» **Do this**: For each line in the data below that holds "visit", return a copy.

» **Supplied material**:
<<<<

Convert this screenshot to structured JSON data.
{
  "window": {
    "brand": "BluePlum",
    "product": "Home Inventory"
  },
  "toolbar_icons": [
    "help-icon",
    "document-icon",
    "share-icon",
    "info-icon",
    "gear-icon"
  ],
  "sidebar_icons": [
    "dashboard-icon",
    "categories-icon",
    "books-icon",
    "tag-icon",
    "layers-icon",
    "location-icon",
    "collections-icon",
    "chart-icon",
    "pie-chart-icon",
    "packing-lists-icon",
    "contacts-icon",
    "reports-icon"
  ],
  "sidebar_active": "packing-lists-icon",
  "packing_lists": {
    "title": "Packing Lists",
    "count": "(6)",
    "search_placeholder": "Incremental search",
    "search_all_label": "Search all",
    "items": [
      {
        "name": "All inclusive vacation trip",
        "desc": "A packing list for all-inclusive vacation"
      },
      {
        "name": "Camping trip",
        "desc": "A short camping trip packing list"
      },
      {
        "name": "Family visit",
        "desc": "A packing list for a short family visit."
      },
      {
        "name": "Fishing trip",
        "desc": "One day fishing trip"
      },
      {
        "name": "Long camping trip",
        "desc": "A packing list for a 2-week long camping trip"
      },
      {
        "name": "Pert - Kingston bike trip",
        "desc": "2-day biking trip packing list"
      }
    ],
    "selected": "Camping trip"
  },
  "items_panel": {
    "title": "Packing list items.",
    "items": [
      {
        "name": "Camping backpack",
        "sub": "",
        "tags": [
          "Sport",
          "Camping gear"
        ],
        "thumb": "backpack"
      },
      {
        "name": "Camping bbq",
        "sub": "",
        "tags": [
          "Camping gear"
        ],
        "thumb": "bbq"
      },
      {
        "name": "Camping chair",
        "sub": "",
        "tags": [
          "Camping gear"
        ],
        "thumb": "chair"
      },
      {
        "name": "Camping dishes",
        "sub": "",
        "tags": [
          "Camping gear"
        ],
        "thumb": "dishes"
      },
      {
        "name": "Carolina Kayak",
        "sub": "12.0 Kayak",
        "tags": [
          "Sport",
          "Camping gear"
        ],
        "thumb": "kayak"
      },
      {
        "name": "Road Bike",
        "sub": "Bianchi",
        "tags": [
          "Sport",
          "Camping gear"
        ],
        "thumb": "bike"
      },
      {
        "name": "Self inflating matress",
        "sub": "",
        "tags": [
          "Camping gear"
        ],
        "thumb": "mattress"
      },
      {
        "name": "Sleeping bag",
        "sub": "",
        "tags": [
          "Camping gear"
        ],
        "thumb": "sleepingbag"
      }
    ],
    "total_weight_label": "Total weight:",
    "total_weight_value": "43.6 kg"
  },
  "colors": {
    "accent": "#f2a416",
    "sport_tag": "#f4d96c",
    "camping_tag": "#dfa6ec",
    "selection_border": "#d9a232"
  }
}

>>>>

» **Exercise response**:
        "name": "Family visit",
        "desc": "A packing list for a short family visit."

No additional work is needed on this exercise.